*** RECORDED INFORMATION

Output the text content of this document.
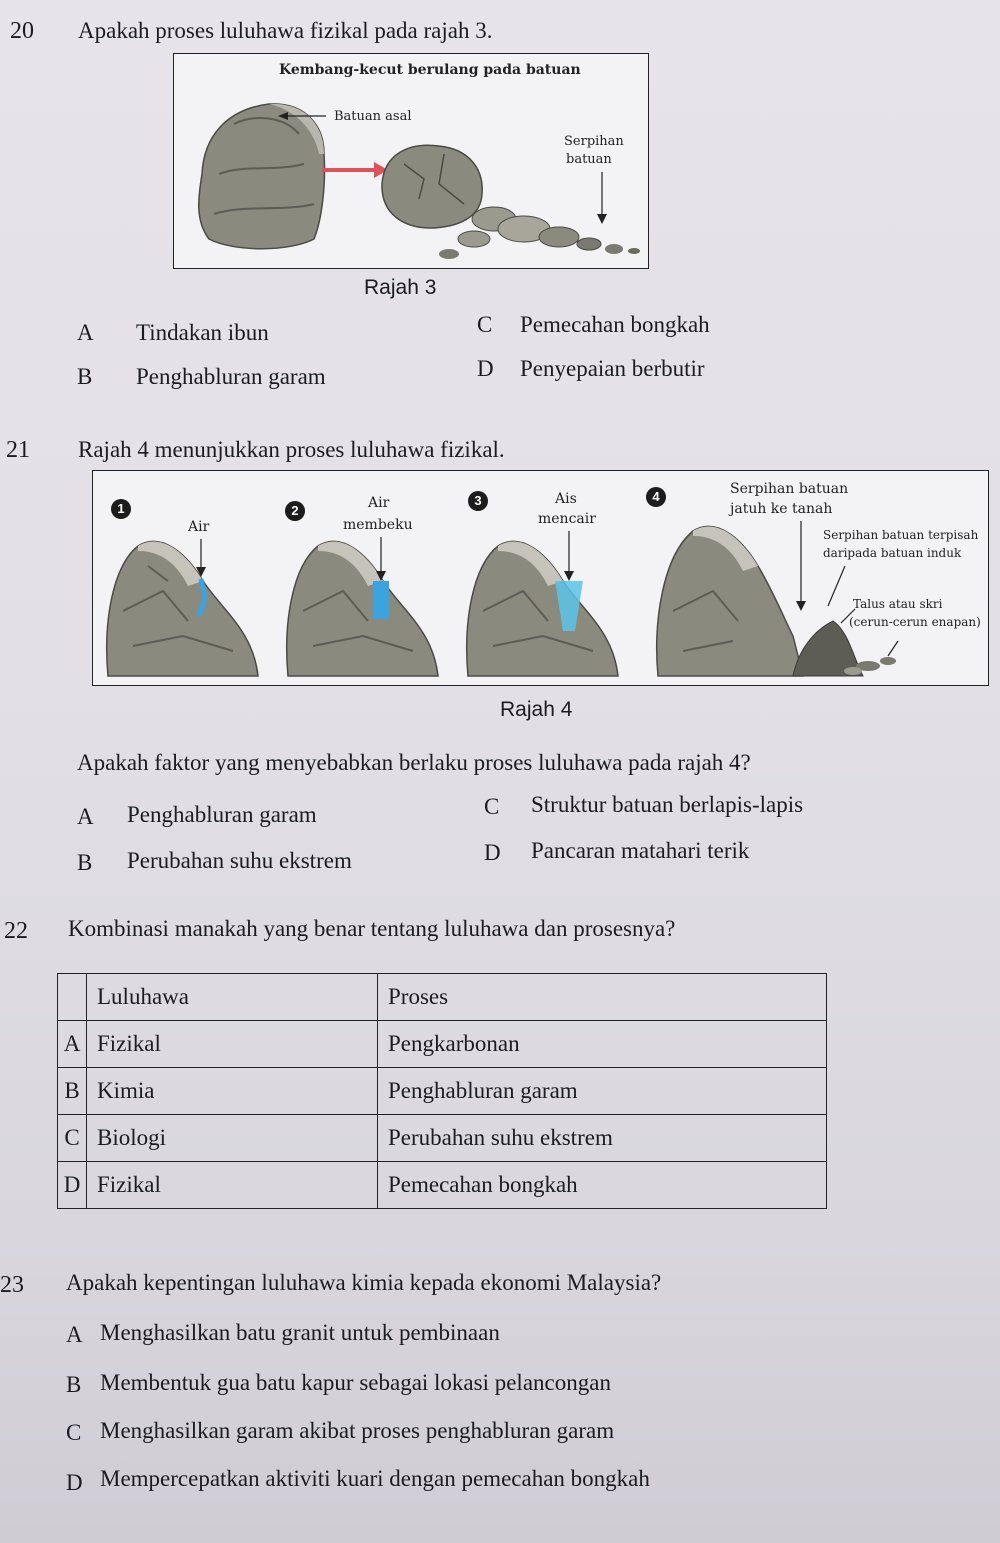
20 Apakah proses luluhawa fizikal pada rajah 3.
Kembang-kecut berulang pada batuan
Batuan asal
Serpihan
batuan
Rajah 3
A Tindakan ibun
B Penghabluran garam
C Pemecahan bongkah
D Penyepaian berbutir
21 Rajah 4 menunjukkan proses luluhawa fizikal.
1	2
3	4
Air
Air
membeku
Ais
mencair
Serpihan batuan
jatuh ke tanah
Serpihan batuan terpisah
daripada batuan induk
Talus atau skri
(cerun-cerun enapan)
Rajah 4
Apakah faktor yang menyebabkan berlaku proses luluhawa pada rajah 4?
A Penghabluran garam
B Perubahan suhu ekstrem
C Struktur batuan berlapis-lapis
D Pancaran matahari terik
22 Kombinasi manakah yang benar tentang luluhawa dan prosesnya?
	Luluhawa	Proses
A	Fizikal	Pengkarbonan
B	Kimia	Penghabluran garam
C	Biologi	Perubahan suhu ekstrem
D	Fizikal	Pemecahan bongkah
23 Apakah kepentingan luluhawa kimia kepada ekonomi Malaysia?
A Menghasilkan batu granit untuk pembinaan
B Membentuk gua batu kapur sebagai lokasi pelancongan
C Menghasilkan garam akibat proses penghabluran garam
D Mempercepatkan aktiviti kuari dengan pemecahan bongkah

******
*** RECORDED INFORMATION

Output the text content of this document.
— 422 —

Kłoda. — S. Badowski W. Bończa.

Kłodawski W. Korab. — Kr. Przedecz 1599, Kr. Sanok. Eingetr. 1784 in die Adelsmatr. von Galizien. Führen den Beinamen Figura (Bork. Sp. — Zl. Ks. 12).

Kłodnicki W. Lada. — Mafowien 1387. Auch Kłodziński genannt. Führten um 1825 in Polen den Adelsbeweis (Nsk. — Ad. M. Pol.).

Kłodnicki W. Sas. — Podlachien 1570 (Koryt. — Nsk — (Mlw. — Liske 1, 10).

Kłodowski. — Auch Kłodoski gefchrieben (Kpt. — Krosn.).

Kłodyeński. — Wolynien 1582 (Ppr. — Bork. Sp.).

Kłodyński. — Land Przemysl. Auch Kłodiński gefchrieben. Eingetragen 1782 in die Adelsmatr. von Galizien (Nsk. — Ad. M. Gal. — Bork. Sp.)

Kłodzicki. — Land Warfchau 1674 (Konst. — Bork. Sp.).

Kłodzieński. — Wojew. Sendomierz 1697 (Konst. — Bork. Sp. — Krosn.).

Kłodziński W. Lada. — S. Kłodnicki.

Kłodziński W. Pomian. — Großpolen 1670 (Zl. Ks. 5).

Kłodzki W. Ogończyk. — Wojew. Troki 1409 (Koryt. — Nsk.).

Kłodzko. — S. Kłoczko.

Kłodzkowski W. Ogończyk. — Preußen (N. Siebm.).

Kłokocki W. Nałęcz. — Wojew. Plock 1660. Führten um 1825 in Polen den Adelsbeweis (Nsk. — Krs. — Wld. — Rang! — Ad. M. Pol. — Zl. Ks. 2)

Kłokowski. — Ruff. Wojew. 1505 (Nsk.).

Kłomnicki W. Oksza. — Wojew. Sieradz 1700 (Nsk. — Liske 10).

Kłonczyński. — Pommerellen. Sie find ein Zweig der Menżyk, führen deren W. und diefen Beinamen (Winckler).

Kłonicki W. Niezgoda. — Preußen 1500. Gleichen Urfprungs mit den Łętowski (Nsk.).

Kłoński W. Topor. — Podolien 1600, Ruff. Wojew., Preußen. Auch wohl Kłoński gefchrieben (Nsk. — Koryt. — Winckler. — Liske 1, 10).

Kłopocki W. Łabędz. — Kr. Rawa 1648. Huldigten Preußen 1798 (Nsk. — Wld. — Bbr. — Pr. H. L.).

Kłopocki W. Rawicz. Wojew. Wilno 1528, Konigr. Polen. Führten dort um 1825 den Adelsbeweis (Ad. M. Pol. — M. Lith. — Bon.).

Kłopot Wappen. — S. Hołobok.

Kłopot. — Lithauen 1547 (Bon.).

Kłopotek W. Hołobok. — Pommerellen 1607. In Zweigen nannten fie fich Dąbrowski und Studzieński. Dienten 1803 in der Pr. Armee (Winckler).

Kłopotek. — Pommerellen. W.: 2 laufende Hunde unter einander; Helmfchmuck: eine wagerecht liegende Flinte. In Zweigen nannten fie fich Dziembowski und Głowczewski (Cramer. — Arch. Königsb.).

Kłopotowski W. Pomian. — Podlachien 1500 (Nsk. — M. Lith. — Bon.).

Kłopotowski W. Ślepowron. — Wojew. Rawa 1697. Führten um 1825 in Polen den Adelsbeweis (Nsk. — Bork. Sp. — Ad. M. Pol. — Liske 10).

******

**TASK DIRECTIONS**
Filter lines by "Konst" and return each hit.

**RESPONSE TO THE EXERCISE**
Kłodzicki. — Land Warfchau 1674 (Konst. — Bork. Sp.).
Kłodzieński. — Wojew. Sendomierz 1697 (Konst. — Bork. Sp. — Krosn.).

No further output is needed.